■ **TASK DETAILS**
The listing below must be repeated word for word, with its images excluded.

====

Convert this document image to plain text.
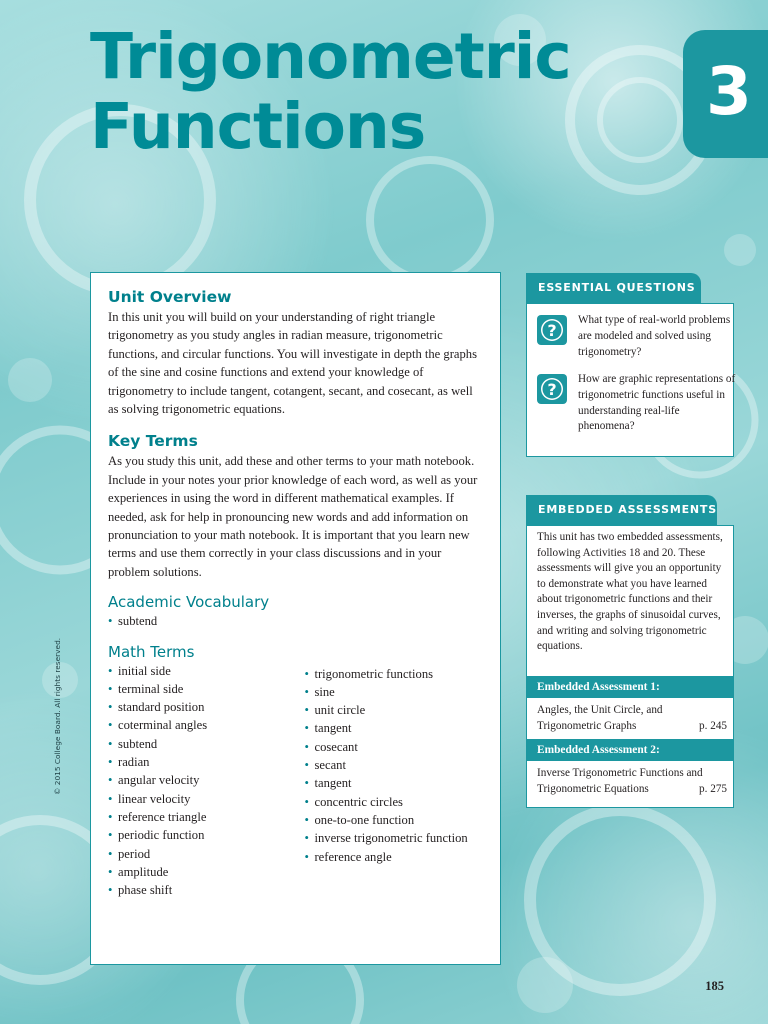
Trigonometric
Functions	3
Unit Overview

In this unit you will build on your understanding of right triangle trigonometry as you study angles in radian measure, trigonometric functions, and circular functions. You will investigate in depth the graphs of the sine and cosine functions and extend your knowledge of trigonometry to include tangent, cotangent, secant, and cosecant, as well as solving trigonometric equations.

Key Terms

As you study this unit, add these and other terms to your math notebook. Include in your notes your prior knowledge of each word, as well as your experiences in using the word in different mathematical examples. If needed, ask for help in pronouncing new words and add information on pronunciation to your math notebook. It is important that you learn new terms and use them correctly in your class discussions and in your problem solutions.

Academic Vocabulary
• subtend
Math Terms
• initial side
• terminal side
• standard position
• coterminal angles
• subtend
• radian
• angular velocity
• linear velocity
• reference triangle
• periodic function
• period
• amplitude
• phase shift
• trigonometric functions
• sine
• unit circle
• tangent
• cosecant
• secant
• tangent
• concentric circles
• one-to-one function
• inverse trigonometric function
• reference angle
ESSENTIAL QUESTIONS
?
What type of real-world problems are modeled and solved using trigonometry?
?
How are graphic representations of trigonometric functions useful in understanding real-life phenomena?
EMBEDDED ASSESSMENTS
This unit has two embedded assessments, following Activities 18 and 20. These assessments will give you an opportunity to demonstrate what you have learned about trigonometric functions and their inverses, the graphs of sinusoidal curves, and writing and solving trigonometric equations.
Embedded Assessment 1:
Angles, the Unit Circle, and Trigonometric Graphs	p. 245
Embedded Assessment 2:
Inverse Trigonometric Functions and Trigonometric Equations	p. 275
© 2015 College Board. All rights reserved.
185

====

■ **WRITTEN SOLUTION**
Convert this document image to plain text.
Trigonometric
Functions	3
Unit Overview

In this unit you will build on your understanding of right triangle trigonometry as you study angles in radian measure, trigonometric functions, and circular functions. You will investigate in depth the graphs of the sine and cosine functions and extend your knowledge of trigonometry to include tangent, cotangent, secant, and cosecant, as well as solving trigonometric equations.

Key Terms

As you study this unit, add these and other terms to your math notebook. Include in your notes your prior knowledge of each word, as well as your experiences in using the word in different mathematical examples. If needed, ask for help in pronouncing new words and add information on pronunciation to your math notebook. It is important that you learn new terms and use them correctly in your class discussions and in your problem solutions.

Academic Vocabulary
• subtend
Math Terms
• initial side
• terminal side
• standard position
• coterminal angles
• subtend
• radian
• angular velocity
• linear velocity
• reference triangle
• periodic function
• period
• amplitude
• phase shift
• trigonometric functions
• sine
• unit circle
• tangent
• cosecant
• secant
• tangent
• concentric circles
• one-to-one function
• inverse trigonometric function
• reference angle
ESSENTIAL QUESTIONS
?
What type of real-world problems are modeled and solved using trigonometry?
?
How are graphic representations of trigonometric functions useful in understanding real-life phenomena?
EMBEDDED ASSESSMENTS
This unit has two embedded assessments, following Activities 18 and 20. These assessments will give you an opportunity to demonstrate what you have learned about trigonometric functions and their inverses, the graphs of sinusoidal curves, and writing and solving trigonometric equations.
Embedded Assessment 1:
Angles, the Unit Circle, and Trigonometric Graphs	p. 245
Embedded Assessment 2:
Inverse Trigonometric Functions and Trigonometric Equations	p. 275
© 2015 College Board. All rights reserved.
185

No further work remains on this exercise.